What the task asks >> Below are the records; copy each line in them that holds the word "name".

Data entries for graphics
◆ ◆ ◆

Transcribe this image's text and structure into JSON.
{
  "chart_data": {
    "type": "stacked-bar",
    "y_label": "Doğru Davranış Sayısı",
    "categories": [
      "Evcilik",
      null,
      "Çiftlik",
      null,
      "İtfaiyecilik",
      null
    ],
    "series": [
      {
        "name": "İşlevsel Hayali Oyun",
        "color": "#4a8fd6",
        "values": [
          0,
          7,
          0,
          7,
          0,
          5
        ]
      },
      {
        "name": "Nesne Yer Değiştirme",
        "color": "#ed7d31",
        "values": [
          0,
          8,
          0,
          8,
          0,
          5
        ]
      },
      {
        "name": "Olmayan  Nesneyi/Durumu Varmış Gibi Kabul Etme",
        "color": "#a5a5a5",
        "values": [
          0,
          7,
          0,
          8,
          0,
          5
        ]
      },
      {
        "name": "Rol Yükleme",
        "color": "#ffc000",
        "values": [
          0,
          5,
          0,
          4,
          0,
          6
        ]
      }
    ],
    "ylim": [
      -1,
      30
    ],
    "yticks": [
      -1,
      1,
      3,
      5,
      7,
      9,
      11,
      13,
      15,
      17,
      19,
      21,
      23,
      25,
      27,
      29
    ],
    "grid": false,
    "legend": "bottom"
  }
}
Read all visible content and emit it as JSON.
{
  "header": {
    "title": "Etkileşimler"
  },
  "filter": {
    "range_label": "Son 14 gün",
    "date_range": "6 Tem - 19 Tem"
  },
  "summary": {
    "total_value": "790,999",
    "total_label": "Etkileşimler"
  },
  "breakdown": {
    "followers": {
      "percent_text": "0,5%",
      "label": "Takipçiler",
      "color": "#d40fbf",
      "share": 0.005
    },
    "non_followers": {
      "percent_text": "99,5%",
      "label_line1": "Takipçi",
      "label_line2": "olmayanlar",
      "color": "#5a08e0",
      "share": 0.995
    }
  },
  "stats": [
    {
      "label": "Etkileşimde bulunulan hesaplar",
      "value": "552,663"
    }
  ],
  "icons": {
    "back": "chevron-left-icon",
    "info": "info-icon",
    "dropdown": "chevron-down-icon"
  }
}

◆ ◆ ◆

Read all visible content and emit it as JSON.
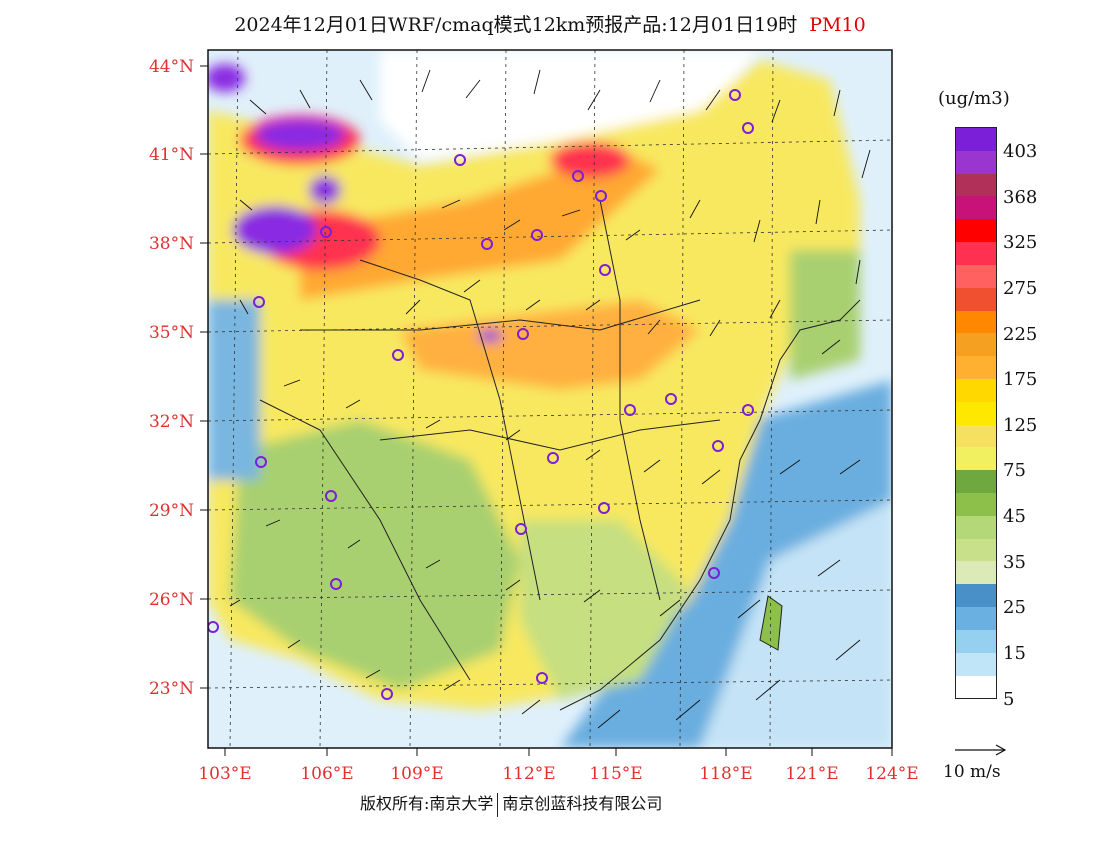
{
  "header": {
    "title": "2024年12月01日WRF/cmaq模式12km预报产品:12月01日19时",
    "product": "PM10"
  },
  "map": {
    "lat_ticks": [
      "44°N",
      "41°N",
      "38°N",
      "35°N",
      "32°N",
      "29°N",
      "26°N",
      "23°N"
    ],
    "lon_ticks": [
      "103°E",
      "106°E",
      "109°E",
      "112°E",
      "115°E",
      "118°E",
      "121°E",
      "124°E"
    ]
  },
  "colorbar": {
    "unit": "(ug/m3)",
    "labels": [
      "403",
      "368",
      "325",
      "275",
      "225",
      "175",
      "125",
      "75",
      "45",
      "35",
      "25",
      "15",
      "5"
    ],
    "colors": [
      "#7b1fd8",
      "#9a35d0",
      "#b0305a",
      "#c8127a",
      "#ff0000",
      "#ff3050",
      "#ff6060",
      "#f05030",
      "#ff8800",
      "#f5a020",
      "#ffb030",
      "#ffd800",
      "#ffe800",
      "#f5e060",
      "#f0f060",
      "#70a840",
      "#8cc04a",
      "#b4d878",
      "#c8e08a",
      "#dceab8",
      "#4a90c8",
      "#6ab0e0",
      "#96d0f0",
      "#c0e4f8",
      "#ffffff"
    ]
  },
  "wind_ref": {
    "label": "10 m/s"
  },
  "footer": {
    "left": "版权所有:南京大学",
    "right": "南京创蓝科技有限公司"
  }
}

◆ ◆ ◆

Written answer >>
        "name": "İşlevsel Hayali Oyun",
        "name": "Nesne Yer Değiştirme",
        "name": "Olmayan  Nesneyi/Durumu Varmış Gibi Kabul Etme",
        "name": "Rol Yükleme",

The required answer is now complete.